* [Required task] In how many lines of the data does the word "defans" appear? Give the number by itself.

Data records
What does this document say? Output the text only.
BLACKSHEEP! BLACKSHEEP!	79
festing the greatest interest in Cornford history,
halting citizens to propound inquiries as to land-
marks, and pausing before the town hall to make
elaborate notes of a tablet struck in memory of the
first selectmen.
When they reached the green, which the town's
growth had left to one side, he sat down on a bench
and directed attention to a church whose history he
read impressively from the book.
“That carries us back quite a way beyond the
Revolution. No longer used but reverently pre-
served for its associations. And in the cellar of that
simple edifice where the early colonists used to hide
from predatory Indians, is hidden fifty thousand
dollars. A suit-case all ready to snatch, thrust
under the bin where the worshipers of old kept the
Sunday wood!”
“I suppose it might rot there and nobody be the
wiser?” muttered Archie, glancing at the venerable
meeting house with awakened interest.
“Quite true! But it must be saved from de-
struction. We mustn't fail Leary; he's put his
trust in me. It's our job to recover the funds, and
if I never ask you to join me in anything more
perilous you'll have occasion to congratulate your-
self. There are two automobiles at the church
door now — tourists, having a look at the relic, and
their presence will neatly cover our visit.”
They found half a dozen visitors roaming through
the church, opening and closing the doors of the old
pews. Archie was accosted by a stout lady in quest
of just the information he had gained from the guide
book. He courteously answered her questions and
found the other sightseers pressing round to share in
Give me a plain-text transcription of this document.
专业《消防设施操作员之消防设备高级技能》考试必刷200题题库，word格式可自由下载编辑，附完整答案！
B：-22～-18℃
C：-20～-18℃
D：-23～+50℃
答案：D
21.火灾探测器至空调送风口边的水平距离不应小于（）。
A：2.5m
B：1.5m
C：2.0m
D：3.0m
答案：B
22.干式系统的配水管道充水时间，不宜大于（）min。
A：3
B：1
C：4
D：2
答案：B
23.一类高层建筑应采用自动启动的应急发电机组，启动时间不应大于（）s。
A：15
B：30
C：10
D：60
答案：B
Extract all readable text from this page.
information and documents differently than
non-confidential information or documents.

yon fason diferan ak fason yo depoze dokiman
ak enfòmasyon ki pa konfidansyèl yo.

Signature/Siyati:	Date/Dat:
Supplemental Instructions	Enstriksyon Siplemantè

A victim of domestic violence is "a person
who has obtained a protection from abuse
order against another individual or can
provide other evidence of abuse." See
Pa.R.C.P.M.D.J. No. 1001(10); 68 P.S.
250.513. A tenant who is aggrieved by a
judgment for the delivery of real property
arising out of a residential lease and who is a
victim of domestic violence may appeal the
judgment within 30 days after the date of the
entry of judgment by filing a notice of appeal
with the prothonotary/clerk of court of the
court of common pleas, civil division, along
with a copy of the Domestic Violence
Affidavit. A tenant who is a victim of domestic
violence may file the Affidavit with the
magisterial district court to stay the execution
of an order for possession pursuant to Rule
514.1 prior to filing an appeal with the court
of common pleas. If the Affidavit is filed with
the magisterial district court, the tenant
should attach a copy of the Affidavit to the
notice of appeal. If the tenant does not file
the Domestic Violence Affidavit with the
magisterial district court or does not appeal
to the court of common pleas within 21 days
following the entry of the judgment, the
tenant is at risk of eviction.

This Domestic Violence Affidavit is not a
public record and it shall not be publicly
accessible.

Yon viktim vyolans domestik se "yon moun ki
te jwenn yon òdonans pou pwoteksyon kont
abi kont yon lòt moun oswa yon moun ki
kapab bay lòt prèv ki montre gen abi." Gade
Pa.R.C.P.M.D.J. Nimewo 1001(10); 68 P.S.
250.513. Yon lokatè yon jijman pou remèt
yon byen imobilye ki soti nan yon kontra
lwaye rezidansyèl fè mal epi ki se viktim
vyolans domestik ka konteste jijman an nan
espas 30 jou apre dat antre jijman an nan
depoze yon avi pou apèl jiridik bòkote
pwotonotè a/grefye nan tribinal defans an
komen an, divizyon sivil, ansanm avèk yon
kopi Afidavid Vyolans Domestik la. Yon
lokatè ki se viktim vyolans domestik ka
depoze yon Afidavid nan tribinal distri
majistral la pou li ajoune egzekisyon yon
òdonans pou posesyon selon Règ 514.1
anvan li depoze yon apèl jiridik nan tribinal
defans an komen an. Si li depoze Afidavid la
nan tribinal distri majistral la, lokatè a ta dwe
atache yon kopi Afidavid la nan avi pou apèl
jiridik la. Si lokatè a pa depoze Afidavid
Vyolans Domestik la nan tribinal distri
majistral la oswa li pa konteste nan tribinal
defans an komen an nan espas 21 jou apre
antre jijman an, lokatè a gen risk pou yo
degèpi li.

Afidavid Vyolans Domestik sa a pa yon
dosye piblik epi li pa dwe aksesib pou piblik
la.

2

* [The answer] 3